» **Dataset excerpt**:
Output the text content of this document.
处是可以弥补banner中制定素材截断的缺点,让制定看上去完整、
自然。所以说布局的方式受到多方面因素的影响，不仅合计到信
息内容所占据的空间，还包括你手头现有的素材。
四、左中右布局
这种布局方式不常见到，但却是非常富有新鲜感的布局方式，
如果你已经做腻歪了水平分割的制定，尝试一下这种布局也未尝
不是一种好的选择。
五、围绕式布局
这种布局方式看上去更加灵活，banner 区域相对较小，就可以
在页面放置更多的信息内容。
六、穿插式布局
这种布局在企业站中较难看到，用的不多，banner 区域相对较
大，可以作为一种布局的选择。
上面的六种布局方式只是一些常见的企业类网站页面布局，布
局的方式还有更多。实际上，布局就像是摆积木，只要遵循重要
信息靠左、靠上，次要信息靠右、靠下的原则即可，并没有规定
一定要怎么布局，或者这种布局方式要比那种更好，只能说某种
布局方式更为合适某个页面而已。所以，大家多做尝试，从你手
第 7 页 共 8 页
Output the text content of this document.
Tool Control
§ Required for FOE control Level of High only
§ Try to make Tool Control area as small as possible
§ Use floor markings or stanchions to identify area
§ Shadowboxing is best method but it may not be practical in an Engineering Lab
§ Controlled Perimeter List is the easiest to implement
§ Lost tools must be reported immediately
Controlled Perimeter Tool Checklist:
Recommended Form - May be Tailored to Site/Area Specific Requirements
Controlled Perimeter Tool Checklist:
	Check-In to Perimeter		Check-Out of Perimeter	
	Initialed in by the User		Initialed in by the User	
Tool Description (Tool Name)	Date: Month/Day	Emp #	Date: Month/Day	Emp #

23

» **Goal**: All the entries above need to be reproduced exactly.

» **Output for this task**:
Output the text content of this document.
处是可以弥补banner中制定素材截断的缺点,让制定看上去完整、
自然。所以说布局的方式受到多方面因素的影响，不仅合计到信
息内容所占据的空间，还包括你手头现有的素材。
四、左中右布局
这种布局方式不常见到，但却是非常富有新鲜感的布局方式，
如果你已经做腻歪了水平分割的制定，尝试一下这种布局也未尝
不是一种好的选择。
五、围绕式布局
这种布局方式看上去更加灵活，banner 区域相对较小，就可以
在页面放置更多的信息内容。
六、穿插式布局
这种布局在企业站中较难看到，用的不多，banner 区域相对较
大，可以作为一种布局的选择。
上面的六种布局方式只是一些常见的企业类网站页面布局，布
局的方式还有更多。实际上，布局就像是摆积木，只要遵循重要
信息靠左、靠上，次要信息靠右、靠下的原则即可，并没有规定
一定要怎么布局，或者这种布局方式要比那种更好，只能说某种
布局方式更为合适某个页面而已。所以，大家多做尝试，从你手
第 7 页 共 8 页
Output the text content of this document.
Tool Control
§ Required for FOE control Level of High only
§ Try to make Tool Control area as small as possible
§ Use floor markings or stanchions to identify area
§ Shadowboxing is best method but it may not be practical in an Engineering Lab
§ Controlled Perimeter List is the easiest to implement
§ Lost tools must be reported immediately
Controlled Perimeter Tool Checklist:
Recommended Form - May be Tailored to Site/Area Specific Requirements
Controlled Perimeter Tool Checklist:
	Check-In to Perimeter		Check-Out of Perimeter	
	Initialed in by the User		Initialed in by the User	
Tool Description (Tool Name)	Date: Month/Day	Emp #	Date: Month/Day	Emp #

23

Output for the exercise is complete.